**TASK TO CARRY OUT**
Work through the entries below and report how many lines include "each". The number alone is the answer.
Begin INFORMATION GIVEN
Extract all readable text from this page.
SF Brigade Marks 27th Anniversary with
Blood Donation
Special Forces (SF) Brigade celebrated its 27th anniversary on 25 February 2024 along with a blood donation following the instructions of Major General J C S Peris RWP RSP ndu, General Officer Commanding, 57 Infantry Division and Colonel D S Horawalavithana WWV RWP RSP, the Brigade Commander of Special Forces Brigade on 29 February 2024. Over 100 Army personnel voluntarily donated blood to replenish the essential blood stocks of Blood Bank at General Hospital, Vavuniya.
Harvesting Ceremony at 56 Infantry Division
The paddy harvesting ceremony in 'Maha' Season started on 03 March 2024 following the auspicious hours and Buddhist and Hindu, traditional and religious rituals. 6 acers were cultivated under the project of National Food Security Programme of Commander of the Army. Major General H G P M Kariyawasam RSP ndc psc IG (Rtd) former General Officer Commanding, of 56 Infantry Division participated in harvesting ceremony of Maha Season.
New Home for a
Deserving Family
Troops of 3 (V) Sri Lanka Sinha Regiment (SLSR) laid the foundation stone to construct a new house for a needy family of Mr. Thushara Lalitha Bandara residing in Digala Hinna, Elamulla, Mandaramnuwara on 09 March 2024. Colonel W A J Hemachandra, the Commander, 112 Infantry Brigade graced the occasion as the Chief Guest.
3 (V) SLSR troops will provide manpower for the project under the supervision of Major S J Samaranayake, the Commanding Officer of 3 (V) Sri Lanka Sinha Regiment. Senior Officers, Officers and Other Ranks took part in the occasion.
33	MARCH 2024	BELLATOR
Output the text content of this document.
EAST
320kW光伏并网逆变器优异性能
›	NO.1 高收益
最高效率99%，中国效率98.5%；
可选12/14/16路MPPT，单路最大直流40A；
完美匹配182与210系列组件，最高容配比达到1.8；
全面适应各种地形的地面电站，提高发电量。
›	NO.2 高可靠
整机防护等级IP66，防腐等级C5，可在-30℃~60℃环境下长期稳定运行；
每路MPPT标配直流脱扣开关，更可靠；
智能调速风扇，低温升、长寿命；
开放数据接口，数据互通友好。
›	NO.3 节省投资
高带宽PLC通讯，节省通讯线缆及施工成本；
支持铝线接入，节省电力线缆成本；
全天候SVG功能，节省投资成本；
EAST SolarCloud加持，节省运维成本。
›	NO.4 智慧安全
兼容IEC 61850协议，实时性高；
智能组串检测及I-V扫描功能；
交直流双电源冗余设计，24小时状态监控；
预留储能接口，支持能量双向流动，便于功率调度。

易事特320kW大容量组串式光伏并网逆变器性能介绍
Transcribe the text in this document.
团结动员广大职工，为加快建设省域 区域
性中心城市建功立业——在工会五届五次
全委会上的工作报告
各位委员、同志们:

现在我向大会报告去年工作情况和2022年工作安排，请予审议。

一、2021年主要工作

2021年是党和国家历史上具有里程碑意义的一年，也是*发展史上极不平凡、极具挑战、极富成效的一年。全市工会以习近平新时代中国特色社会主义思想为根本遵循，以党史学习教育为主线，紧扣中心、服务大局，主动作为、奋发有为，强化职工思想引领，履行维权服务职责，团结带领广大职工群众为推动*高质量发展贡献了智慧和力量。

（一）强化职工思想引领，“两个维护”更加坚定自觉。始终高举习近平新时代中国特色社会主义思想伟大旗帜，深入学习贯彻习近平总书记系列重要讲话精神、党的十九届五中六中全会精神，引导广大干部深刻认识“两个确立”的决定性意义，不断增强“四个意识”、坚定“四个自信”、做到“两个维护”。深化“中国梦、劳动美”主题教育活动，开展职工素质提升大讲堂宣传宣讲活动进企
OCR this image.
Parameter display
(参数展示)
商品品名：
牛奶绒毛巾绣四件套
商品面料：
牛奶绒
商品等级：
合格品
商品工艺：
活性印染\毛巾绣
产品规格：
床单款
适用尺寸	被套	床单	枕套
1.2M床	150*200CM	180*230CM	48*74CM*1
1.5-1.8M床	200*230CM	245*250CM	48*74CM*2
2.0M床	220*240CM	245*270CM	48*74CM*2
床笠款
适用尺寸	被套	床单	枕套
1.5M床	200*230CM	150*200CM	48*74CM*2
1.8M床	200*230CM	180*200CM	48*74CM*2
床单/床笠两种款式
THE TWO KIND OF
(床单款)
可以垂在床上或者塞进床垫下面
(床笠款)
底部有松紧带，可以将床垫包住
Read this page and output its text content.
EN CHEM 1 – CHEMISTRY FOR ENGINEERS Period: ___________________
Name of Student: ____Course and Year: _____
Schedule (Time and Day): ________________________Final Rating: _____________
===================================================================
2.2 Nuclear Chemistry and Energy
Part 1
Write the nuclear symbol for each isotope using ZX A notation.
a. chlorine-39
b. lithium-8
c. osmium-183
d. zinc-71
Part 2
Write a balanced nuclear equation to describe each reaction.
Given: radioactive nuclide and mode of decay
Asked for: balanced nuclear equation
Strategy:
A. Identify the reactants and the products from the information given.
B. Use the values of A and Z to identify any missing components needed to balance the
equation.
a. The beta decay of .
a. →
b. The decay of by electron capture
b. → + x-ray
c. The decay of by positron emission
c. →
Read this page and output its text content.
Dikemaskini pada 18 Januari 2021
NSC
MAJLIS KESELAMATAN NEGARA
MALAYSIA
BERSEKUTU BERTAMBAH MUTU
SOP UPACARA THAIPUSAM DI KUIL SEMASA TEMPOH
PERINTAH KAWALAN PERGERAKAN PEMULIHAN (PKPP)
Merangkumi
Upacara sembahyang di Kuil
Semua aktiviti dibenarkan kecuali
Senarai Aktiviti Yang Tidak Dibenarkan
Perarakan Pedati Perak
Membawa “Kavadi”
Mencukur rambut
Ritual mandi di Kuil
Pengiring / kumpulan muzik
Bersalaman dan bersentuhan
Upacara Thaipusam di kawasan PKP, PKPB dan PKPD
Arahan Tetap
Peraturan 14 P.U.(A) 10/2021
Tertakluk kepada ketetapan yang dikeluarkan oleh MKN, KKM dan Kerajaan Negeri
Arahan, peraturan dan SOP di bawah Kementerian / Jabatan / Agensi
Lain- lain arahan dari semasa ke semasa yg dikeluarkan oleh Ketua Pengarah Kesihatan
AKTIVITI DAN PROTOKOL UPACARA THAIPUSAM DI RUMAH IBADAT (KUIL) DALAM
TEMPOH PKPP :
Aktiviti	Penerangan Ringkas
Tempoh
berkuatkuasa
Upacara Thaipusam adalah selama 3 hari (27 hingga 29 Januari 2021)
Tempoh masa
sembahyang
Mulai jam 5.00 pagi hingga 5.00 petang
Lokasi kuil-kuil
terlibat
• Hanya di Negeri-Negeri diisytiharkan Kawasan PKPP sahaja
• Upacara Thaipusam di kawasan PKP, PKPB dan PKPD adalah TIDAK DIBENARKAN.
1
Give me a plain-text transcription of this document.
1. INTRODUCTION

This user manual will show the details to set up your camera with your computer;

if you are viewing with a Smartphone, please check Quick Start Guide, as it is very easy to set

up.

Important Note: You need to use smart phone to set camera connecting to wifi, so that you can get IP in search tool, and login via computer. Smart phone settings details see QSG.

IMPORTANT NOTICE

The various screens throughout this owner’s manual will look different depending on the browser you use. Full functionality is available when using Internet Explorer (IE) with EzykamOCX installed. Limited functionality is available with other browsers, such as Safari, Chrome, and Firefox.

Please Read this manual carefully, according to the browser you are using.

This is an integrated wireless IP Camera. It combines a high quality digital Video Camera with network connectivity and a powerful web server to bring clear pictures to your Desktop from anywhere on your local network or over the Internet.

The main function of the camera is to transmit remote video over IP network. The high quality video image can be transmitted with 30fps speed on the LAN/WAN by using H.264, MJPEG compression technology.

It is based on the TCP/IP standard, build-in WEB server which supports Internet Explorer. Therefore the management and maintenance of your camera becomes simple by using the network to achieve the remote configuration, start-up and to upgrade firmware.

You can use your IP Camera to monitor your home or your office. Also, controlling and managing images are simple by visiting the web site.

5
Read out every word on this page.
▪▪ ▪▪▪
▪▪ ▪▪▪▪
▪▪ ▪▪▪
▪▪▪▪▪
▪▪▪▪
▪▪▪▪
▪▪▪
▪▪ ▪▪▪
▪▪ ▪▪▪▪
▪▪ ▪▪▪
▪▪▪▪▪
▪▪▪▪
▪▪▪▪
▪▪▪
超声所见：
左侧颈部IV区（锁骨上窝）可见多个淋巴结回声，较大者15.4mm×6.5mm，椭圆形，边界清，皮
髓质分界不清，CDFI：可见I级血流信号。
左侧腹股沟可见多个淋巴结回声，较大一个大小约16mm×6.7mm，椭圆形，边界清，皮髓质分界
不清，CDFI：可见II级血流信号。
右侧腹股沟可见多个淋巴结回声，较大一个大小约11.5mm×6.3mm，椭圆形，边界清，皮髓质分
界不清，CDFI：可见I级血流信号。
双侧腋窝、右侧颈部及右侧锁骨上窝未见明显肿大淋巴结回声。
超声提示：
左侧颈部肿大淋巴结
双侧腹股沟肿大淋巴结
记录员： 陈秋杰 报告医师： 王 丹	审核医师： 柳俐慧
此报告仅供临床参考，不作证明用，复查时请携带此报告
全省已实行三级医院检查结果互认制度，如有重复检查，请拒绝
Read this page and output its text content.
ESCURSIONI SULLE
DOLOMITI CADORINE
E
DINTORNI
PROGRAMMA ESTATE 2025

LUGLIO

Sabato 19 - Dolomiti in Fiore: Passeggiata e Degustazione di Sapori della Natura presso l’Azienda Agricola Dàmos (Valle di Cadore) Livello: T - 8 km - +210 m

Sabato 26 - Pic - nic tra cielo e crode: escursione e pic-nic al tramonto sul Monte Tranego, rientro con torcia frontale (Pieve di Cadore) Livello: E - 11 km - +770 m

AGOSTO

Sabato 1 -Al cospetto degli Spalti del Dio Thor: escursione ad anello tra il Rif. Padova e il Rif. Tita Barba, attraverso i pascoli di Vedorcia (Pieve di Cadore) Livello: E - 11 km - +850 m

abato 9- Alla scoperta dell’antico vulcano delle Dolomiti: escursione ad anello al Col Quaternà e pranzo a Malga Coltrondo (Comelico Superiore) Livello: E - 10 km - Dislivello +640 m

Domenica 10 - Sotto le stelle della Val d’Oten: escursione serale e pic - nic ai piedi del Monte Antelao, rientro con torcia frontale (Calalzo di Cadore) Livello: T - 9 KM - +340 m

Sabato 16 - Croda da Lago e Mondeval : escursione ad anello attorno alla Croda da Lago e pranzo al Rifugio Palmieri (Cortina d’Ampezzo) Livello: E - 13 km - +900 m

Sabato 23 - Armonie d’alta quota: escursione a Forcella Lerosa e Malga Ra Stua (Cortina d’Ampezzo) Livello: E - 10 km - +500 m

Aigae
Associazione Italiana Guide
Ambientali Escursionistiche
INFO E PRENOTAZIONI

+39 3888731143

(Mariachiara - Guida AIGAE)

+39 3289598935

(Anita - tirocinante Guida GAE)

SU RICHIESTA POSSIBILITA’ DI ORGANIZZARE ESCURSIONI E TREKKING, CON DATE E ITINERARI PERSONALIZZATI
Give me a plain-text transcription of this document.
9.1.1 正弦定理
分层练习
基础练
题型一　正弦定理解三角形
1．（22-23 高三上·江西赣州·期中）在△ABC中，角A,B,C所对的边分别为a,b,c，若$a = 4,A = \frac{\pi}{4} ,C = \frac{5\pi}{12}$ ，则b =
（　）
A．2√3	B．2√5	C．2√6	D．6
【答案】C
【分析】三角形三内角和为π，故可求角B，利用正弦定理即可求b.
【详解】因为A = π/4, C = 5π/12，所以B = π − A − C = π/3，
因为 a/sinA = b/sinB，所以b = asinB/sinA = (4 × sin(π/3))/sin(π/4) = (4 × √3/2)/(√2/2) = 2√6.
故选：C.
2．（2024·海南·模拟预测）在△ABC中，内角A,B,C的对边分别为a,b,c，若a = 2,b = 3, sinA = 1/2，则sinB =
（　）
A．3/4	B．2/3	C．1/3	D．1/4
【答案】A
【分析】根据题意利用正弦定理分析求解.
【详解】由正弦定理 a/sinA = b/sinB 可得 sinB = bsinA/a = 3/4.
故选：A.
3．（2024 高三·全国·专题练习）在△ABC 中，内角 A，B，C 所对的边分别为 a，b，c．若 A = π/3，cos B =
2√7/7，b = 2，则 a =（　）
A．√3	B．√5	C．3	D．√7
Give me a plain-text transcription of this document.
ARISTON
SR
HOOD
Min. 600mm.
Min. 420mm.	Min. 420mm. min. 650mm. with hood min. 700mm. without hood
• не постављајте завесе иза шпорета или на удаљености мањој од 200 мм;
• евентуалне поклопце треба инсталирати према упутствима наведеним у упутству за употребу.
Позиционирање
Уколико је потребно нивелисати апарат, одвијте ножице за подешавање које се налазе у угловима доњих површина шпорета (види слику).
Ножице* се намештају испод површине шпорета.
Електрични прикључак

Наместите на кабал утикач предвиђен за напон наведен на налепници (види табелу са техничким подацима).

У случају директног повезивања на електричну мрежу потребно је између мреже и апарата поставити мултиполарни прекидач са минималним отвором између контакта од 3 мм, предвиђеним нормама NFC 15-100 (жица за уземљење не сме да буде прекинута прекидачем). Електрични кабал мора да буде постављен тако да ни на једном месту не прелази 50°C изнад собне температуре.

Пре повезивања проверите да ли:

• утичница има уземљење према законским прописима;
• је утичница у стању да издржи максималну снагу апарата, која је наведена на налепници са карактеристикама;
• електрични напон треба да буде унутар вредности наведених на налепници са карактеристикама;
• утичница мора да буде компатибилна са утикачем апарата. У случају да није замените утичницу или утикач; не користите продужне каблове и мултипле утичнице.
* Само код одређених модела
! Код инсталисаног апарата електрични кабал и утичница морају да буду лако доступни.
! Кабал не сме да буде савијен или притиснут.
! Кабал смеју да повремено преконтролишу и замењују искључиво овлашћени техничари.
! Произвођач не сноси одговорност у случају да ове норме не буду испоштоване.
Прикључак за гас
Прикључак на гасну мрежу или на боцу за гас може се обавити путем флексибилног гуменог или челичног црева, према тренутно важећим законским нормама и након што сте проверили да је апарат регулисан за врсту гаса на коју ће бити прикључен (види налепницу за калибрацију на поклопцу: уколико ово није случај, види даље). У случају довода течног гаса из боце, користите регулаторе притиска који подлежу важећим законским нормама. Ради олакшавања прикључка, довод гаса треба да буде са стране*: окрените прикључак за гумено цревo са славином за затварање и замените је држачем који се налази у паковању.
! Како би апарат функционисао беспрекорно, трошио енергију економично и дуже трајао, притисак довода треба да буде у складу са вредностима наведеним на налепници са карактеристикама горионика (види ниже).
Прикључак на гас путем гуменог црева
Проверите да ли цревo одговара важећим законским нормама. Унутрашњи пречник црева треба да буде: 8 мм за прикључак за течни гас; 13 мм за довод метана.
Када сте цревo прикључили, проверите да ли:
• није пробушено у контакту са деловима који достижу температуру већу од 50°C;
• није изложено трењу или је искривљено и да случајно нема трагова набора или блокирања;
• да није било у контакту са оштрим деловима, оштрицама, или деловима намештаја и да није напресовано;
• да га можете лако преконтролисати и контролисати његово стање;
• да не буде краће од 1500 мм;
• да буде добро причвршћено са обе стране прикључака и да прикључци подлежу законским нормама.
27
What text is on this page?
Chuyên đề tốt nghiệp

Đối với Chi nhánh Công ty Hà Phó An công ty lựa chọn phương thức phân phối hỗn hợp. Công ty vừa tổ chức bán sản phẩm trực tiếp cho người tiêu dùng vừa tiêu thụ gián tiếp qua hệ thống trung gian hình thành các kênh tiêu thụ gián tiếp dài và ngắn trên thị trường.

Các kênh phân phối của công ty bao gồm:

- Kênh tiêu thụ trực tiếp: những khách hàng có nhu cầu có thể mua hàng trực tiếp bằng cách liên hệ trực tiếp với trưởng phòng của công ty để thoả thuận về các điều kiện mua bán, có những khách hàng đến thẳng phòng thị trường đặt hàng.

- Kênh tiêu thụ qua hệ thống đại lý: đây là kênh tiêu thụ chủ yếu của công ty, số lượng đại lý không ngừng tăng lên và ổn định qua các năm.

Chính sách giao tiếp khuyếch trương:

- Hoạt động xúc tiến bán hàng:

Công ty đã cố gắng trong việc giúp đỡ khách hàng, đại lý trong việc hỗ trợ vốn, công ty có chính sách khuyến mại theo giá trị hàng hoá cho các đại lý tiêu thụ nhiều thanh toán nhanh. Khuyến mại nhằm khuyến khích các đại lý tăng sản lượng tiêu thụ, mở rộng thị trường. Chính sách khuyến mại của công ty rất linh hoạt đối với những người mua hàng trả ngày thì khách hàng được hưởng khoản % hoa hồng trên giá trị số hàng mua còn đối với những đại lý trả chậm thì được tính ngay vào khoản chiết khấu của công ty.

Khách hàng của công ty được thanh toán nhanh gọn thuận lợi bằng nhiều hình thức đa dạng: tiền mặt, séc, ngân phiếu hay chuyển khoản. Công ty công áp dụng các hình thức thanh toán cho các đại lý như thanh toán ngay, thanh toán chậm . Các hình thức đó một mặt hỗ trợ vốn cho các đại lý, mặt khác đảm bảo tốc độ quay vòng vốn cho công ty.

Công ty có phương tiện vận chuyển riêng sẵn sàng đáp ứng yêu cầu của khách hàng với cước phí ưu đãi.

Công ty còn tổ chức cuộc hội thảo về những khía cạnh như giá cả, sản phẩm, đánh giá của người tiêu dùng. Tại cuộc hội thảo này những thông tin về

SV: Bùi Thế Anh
End INFORMATION GIVEN
**EXPECTED ANSWER**
2